WRITTEN EXERCISE >> Restate the whole listing word for word. Pictures are left out.

RECORDS PROVIDED >>
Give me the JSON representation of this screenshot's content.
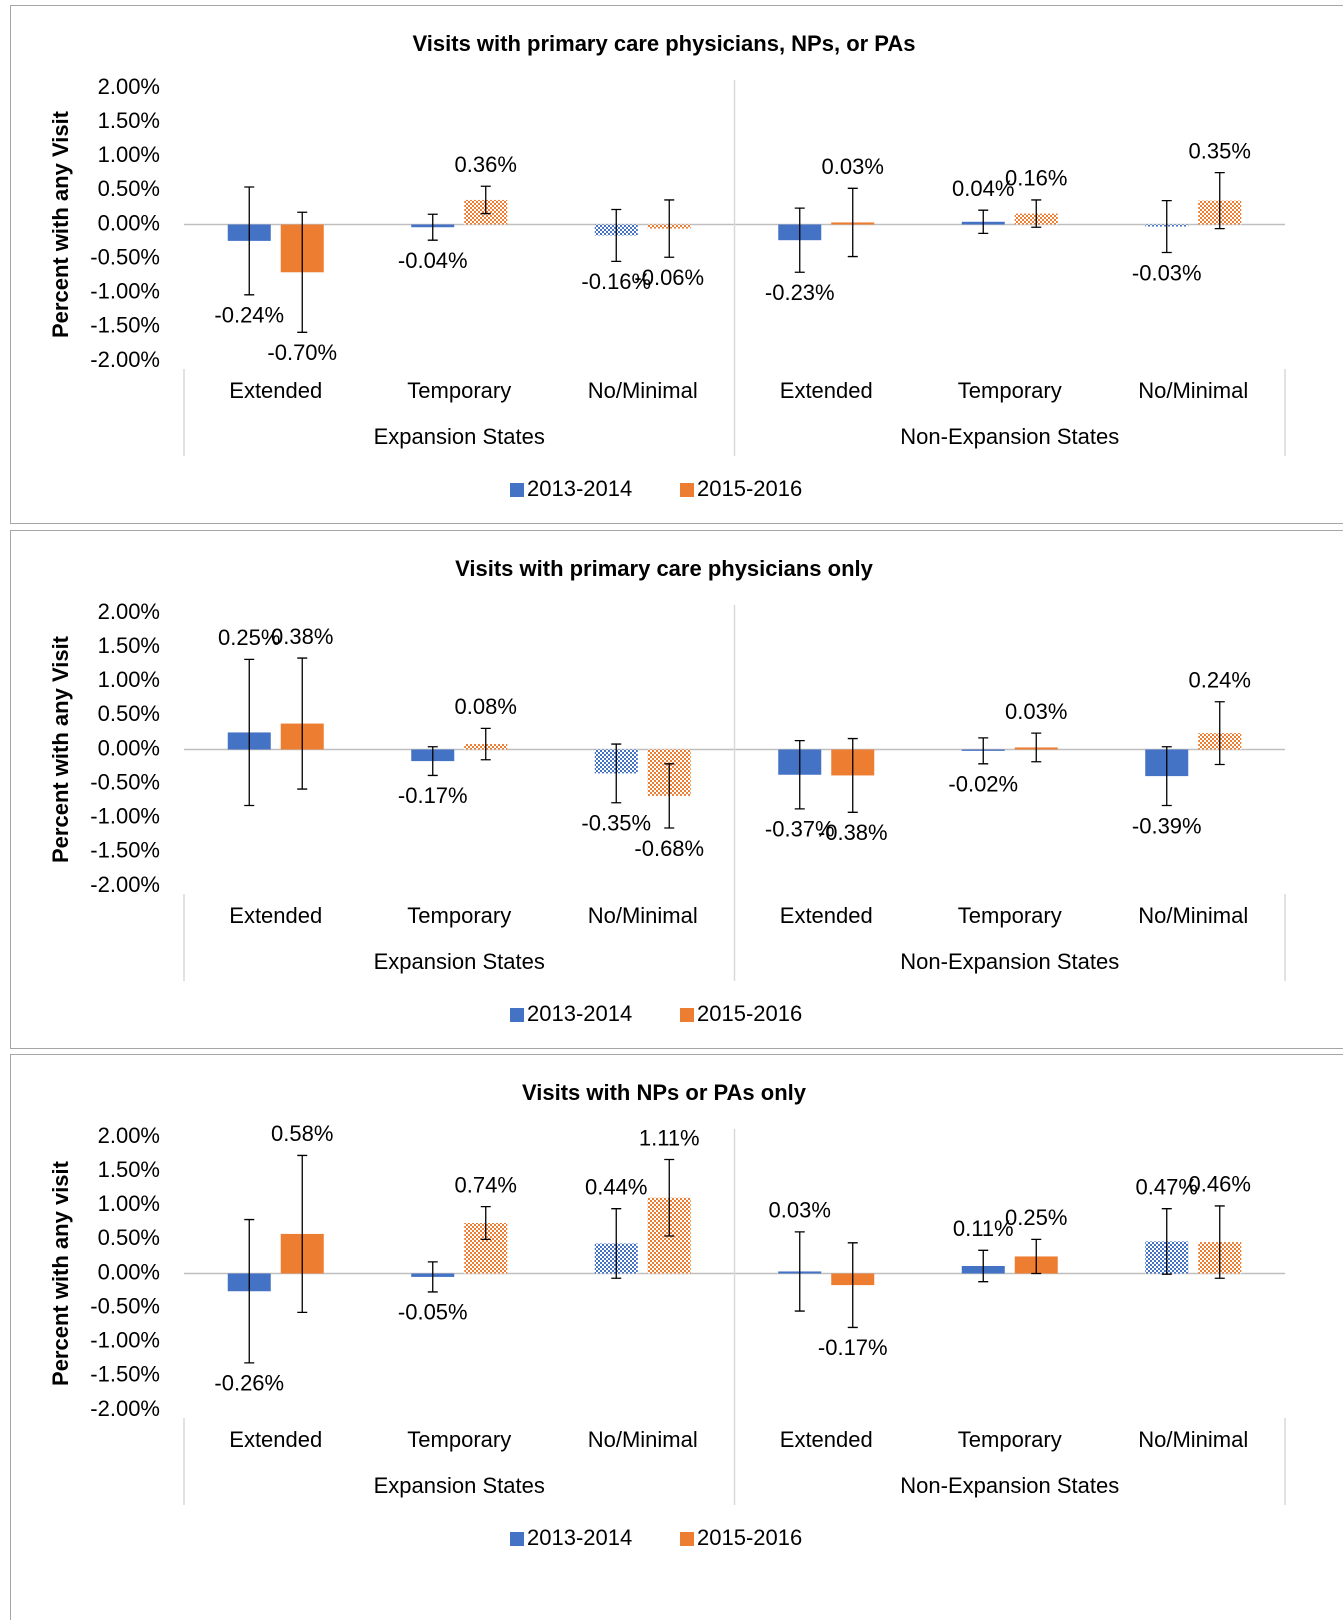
{
  "chart_data": [
    {
      "type": "bar",
      "title": "Visits with primary care physicians, NPs, or PAs",
      "y_label": "Percent with any Visit",
      "categories": [
        "Extended",
        "Temporary",
        "No/Minimal",
        "Extended",
        "Temporary",
        "No/Minimal"
      ],
      "groups": [
        "Expansion States",
        "Non-Expansion States"
      ],
      "ylim": [
        -2,
        2
      ],
      "yticks": [
        {
          "value": 2,
          "label": "2.00%"
        },
        {
          "value": 1.5,
          "label": "1.50%"
        },
        {
          "value": 1,
          "label": "1.00%"
        },
        {
          "value": 0.5,
          "label": "0.50%"
        },
        {
          "value": 0,
          "label": "0.00%"
        },
        {
          "value": -0.5,
          "label": "-0.50%"
        },
        {
          "value": -1,
          "label": "-1.00%"
        },
        {
          "value": -1.5,
          "label": "-1.50%"
        },
        {
          "value": -2,
          "label": "-2.00%"
        }
      ],
      "grid": false,
      "legend": "bottom",
      "series": [
        {
          "name": "2013-2014",
          "color": "#4472c4",
          "values": [
            -0.24,
            -0.04,
            -0.16,
            -0.23,
            0.04,
            -0.03
          ],
          "value_labels": [
            "-0.24%",
            "-0.04%",
            "-0.16%",
            "-0.23%",
            "0.04%",
            "-0.03%"
          ],
          "errors": [
            0.79,
            0.19,
            0.38,
            0.47,
            0.17,
            0.38
          ],
          "patterned": [
            false,
            false,
            true,
            false,
            false,
            true
          ]
        },
        {
          "name": "2015-2016",
          "color": "#ed7d31",
          "values": [
            -0.7,
            0.36,
            -0.06,
            0.03,
            0.16,
            0.35
          ],
          "value_labels": [
            "-0.70%",
            "0.36%",
            "-0.06%",
            "0.03%",
            "0.16%",
            "0.35%"
          ],
          "errors": [
            0.88,
            0.2,
            0.42,
            0.5,
            0.2,
            0.41
          ],
          "patterned": [
            false,
            true,
            true,
            false,
            true,
            true
          ]
        }
      ]
    },
    {
      "type": "bar",
      "title": "Visits with primary care physicians only",
      "y_label": "Percent with any Visit",
      "categories": [
        "Extended",
        "Temporary",
        "No/Minimal",
        "Extended",
        "Temporary",
        "No/Minimal"
      ],
      "groups": [
        "Expansion States",
        "Non-Expansion States"
      ],
      "ylim": [
        -2,
        2
      ],
      "yticks": [
        {
          "value": 2,
          "label": "2.00%"
        },
        {
          "value": 1.5,
          "label": "1.50%"
        },
        {
          "value": 1,
          "label": "1.00%"
        },
        {
          "value": 0.5,
          "label": "0.50%"
        },
        {
          "value": 0,
          "label": "0.00%"
        },
        {
          "value": -0.5,
          "label": "-0.50%"
        },
        {
          "value": -1,
          "label": "-1.00%"
        },
        {
          "value": -1.5,
          "label": "-1.50%"
        },
        {
          "value": -2,
          "label": "-2.00%"
        }
      ],
      "grid": false,
      "legend": "bottom",
      "series": [
        {
          "name": "2013-2014",
          "color": "#4472c4",
          "values": [
            0.25,
            -0.17,
            -0.35,
            -0.37,
            -0.02,
            -0.39
          ],
          "value_labels": [
            "0.25%",
            "-0.17%",
            "-0.35%",
            "-0.37%",
            "-0.02%",
            "-0.39%"
          ],
          "errors": [
            1.07,
            0.21,
            0.43,
            0.5,
            0.19,
            0.43
          ],
          "patterned": [
            false,
            false,
            true,
            false,
            false,
            false
          ]
        },
        {
          "name": "2015-2016",
          "color": "#ed7d31",
          "values": [
            0.38,
            0.08,
            -0.68,
            -0.38,
            0.03,
            0.24
          ],
          "value_labels": [
            "0.38%",
            "0.08%",
            "-0.68%",
            "-0.38%",
            "0.03%",
            "0.24%"
          ],
          "errors": [
            0.96,
            0.23,
            0.47,
            0.54,
            0.21,
            0.46
          ],
          "patterned": [
            false,
            true,
            true,
            false,
            false,
            true
          ]
        }
      ]
    },
    {
      "type": "bar",
      "title": "Visits with NPs or PAs only",
      "y_label": "Percent with any visit",
      "categories": [
        "Extended",
        "Temporary",
        "No/Minimal",
        "Extended",
        "Temporary",
        "No/Minimal"
      ],
      "groups": [
        "Expansion States",
        "Non-Expansion States"
      ],
      "ylim": [
        -2,
        2
      ],
      "yticks": [
        {
          "value": 2,
          "label": "2.00%"
        },
        {
          "value": 1.5,
          "label": "1.50%"
        },
        {
          "value": 1,
          "label": "1.00%"
        },
        {
          "value": 0.5,
          "label": "0.50%"
        },
        {
          "value": 0,
          "label": "0.00%"
        },
        {
          "value": -0.5,
          "label": "-0.50%"
        },
        {
          "value": -1,
          "label": "-1.00%"
        },
        {
          "value": -1.5,
          "label": "-1.50%"
        },
        {
          "value": -2,
          "label": "-2.00%"
        }
      ],
      "grid": false,
      "legend": "bottom",
      "series": [
        {
          "name": "2013-2014",
          "color": "#4472c4",
          "values": [
            -0.26,
            -0.05,
            0.44,
            0.03,
            0.11,
            0.47
          ],
          "value_labels": [
            "-0.26%",
            "-0.05%",
            "0.44%",
            "0.03%",
            "0.11%",
            "0.47%"
          ],
          "errors": [
            1.05,
            0.22,
            0.51,
            0.58,
            0.23,
            0.48
          ],
          "patterned": [
            false,
            false,
            true,
            false,
            false,
            true
          ]
        },
        {
          "name": "2015-2016",
          "color": "#ed7d31",
          "values": [
            0.58,
            0.74,
            1.11,
            -0.17,
            0.25,
            0.46
          ],
          "value_labels": [
            "0.58%",
            "0.74%",
            "1.11%",
            "-0.17%",
            "0.25%",
            "0.46%"
          ],
          "errors": [
            1.15,
            0.24,
            0.56,
            0.62,
            0.25,
            0.53
          ],
          "patterned": [
            false,
            true,
            true,
            false,
            false,
            true
          ]
        }
      ]
    }
  ]
}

FINAL RESULT >>
Give me the JSON representation of this screenshot's content.
{
  "chart_data": [
    {
      "type": "bar",
      "title": "Visits with primary care physicians, NPs, or PAs",
      "y_label": "Percent with any Visit",
      "categories": [
        "Extended",
        "Temporary",
        "No/Minimal",
        "Extended",
        "Temporary",
        "No/Minimal"
      ],
      "groups": [
        "Expansion States",
        "Non-Expansion States"
      ],
      "ylim": [
        -2,
        2
      ],
      "yticks": [
        {
          "value": 2,
          "label": "2.00%"
        },
        {
          "value": 1.5,
          "label": "1.50%"
        },
        {
          "value": 1,
          "label": "1.00%"
        },
        {
          "value": 0.5,
          "label": "0.50%"
        },
        {
          "value": 0,
          "label": "0.00%"
        },
        {
          "value": -0.5,
          "label": "-0.50%"
        },
        {
          "value": -1,
          "label": "-1.00%"
        },
        {
          "value": -1.5,
          "label": "-1.50%"
        },
        {
          "value": -2,
          "label": "-2.00%"
        }
      ],
      "grid": false,
      "legend": "bottom",
      "series": [
        {
          "name": "2013-2014",
          "color": "#4472c4",
          "values": [
            -0.24,
            -0.04,
            -0.16,
            -0.23,
            0.04,
            -0.03
          ],
          "value_labels": [
            "-0.24%",
            "-0.04%",
            "-0.16%",
            "-0.23%",
            "0.04%",
            "-0.03%"
          ],
          "errors": [
            0.79,
            0.19,
            0.38,
            0.47,
            0.17,
            0.38
          ],
          "patterned": [
            false,
            false,
            true,
            false,
            false,
            true
          ]
        },
        {
          "name": "2015-2016",
          "color": "#ed7d31",
          "values": [
            -0.7,
            0.36,
            -0.06,
            0.03,
            0.16,
            0.35
          ],
          "value_labels": [
            "-0.70%",
            "0.36%",
            "-0.06%",
            "0.03%",
            "0.16%",
            "0.35%"
          ],
          "errors": [
            0.88,
            0.2,
            0.42,
            0.5,
            0.2,
            0.41
          ],
          "patterned": [
            false,
            true,
            true,
            false,
            true,
            true
          ]
        }
      ]
    },
    {
      "type": "bar",
      "title": "Visits with primary care physicians only",
      "y_label": "Percent with any Visit",
      "categories": [
        "Extended",
        "Temporary",
        "No/Minimal",
        "Extended",
        "Temporary",
        "No/Minimal"
      ],
      "groups": [
        "Expansion States",
        "Non-Expansion States"
      ],
      "ylim": [
        -2,
        2
      ],
      "yticks": [
        {
          "value": 2,
          "label": "2.00%"
        },
        {
          "value": 1.5,
          "label": "1.50%"
        },
        {
          "value": 1,
          "label": "1.00%"
        },
        {
          "value": 0.5,
          "label": "0.50%"
        },
        {
          "value": 0,
          "label": "0.00%"
        },
        {
          "value": -0.5,
          "label": "-0.50%"
        },
        {
          "value": -1,
          "label": "-1.00%"
        },
        {
          "value": -1.5,
          "label": "-1.50%"
        },
        {
          "value": -2,
          "label": "-2.00%"
        }
      ],
      "grid": false,
      "legend": "bottom",
      "series": [
        {
          "name": "2013-2014",
          "color": "#4472c4",
          "values": [
            0.25,
            -0.17,
            -0.35,
            -0.37,
            -0.02,
            -0.39
          ],
          "value_labels": [
            "0.25%",
            "-0.17%",
            "-0.35%",
            "-0.37%",
            "-0.02%",
            "-0.39%"
          ],
          "errors": [
            1.07,
            0.21,
            0.43,
            0.5,
            0.19,
            0.43
          ],
          "patterned": [
            false,
            false,
            true,
            false,
            false,
            false
          ]
        },
        {
          "name": "2015-2016",
          "color": "#ed7d31",
          "values": [
            0.38,
            0.08,
            -0.68,
            -0.38,
            0.03,
            0.24
          ],
          "value_labels": [
            "0.38%",
            "0.08%",
            "-0.68%",
            "-0.38%",
            "0.03%",
            "0.24%"
          ],
          "errors": [
            0.96,
            0.23,
            0.47,
            0.54,
            0.21,
            0.46
          ],
          "patterned": [
            false,
            true,
            true,
            false,
            false,
            true
          ]
        }
      ]
    },
    {
      "type": "bar",
      "title": "Visits with NPs or PAs only",
      "y_label": "Percent with any visit",
      "categories": [
        "Extended",
        "Temporary",
        "No/Minimal",
        "Extended",
        "Temporary",
        "No/Minimal"
      ],
      "groups": [
        "Expansion States",
        "Non-Expansion States"
      ],
      "ylim": [
        -2,
        2
      ],
      "yticks": [
        {
          "value": 2,
          "label": "2.00%"
        },
        {
          "value": 1.5,
          "label": "1.50%"
        },
        {
          "value": 1,
          "label": "1.00%"
        },
        {
          "value": 0.5,
          "label": "0.50%"
        },
        {
          "value": 0,
          "label": "0.00%"
        },
        {
          "value": -0.5,
          "label": "-0.50%"
        },
        {
          "value": -1,
          "label": "-1.00%"
        },
        {
          "value": -1.5,
          "label": "-1.50%"
        },
        {
          "value": -2,
          "label": "-2.00%"
        }
      ],
      "grid": false,
      "legend": "bottom",
      "series": [
        {
          "name": "2013-2014",
          "color": "#4472c4",
          "values": [
            -0.26,
            -0.05,
            0.44,
            0.03,
            0.11,
            0.47
          ],
          "value_labels": [
            "-0.26%",
            "-0.05%",
            "0.44%",
            "0.03%",
            "0.11%",
            "0.47%"
          ],
          "errors": [
            1.05,
            0.22,
            0.51,
            0.58,
            0.23,
            0.48
          ],
          "patterned": [
            false,
            false,
            true,
            false,
            false,
            true
          ]
        },
        {
          "name": "2015-2016",
          "color": "#ed7d31",
          "values": [
            0.58,
            0.74,
            1.11,
            -0.17,
            0.25,
            0.46
          ],
          "value_labels": [
            "0.58%",
            "0.74%",
            "1.11%",
            "-0.17%",
            "0.25%",
            "0.46%"
          ],
          "errors": [
            1.15,
            0.24,
            0.56,
            0.62,
            0.25,
            0.53
          ],
          "patterned": [
            false,
            true,
            true,
            false,
            false,
            true
          ]
        }
      ]
    }
  ]
}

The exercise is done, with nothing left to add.